⟨
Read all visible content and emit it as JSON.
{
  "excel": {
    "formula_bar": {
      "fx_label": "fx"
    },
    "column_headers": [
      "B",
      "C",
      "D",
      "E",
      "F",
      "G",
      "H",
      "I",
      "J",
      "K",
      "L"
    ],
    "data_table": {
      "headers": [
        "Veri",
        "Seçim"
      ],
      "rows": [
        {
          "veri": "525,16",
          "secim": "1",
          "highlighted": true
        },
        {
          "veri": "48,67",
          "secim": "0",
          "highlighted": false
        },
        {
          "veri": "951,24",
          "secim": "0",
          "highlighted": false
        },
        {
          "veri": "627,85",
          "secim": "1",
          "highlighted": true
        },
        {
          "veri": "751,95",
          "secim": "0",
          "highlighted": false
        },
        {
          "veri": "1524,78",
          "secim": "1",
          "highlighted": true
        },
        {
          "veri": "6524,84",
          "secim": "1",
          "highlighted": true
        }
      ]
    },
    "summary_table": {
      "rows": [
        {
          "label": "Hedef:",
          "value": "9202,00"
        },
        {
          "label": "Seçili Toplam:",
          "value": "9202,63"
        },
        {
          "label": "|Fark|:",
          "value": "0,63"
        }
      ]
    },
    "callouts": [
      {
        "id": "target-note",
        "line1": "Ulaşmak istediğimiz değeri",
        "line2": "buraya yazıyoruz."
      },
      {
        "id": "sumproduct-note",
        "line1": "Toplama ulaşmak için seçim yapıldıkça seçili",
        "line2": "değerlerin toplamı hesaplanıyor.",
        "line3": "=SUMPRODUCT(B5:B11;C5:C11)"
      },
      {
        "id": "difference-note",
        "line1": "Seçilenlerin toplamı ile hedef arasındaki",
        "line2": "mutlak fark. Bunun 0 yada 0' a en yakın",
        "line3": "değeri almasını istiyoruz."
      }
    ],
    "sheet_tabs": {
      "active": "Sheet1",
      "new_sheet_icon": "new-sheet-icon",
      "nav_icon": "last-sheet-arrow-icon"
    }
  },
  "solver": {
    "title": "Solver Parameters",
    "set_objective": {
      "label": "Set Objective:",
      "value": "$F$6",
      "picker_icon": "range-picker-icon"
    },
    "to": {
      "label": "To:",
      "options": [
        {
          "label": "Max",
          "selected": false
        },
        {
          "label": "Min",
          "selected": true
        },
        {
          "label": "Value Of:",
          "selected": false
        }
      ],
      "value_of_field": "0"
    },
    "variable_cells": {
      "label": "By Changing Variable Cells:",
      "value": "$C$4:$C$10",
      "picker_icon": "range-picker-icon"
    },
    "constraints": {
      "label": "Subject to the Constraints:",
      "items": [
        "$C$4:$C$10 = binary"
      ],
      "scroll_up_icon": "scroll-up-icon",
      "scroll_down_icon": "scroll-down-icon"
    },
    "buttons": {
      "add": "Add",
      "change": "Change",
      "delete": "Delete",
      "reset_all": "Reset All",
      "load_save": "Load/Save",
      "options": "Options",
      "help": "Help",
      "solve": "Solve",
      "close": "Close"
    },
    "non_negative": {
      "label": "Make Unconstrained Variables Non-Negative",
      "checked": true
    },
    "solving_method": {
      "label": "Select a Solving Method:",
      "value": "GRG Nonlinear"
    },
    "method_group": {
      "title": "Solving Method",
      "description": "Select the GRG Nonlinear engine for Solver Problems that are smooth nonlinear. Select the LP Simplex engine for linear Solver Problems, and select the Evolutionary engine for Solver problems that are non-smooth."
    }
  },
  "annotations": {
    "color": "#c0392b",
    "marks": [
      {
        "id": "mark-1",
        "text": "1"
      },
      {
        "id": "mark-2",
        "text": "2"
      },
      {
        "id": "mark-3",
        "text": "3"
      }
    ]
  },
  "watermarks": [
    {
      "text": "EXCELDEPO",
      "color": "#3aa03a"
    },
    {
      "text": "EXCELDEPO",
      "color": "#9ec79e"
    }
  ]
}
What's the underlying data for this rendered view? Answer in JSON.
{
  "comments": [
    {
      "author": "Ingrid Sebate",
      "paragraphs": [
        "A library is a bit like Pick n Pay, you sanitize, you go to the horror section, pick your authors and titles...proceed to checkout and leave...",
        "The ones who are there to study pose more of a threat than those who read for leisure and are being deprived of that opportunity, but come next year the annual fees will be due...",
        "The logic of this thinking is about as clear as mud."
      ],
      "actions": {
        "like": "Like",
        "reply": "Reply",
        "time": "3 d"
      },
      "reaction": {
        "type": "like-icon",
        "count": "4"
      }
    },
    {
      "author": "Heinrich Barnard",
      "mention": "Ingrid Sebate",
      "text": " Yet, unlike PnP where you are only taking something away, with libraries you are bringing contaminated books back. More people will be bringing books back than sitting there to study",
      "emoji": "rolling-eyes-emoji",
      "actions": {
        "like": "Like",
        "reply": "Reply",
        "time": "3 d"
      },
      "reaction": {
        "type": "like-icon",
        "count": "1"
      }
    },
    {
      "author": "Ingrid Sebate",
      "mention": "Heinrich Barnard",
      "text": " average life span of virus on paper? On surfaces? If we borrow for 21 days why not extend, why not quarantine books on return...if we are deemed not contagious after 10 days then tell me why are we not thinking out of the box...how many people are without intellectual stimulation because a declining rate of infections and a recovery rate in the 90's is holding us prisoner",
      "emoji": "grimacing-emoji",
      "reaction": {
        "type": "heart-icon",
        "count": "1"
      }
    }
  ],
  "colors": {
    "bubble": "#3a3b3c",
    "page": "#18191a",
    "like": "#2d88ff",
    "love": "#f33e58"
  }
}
⟩
What you will do.
Lines that contain "Barnard" are to be copied from the records above.

Written answer.
      "author": "Heinrich Barnard",
      "mention": "Heinrich Barnard",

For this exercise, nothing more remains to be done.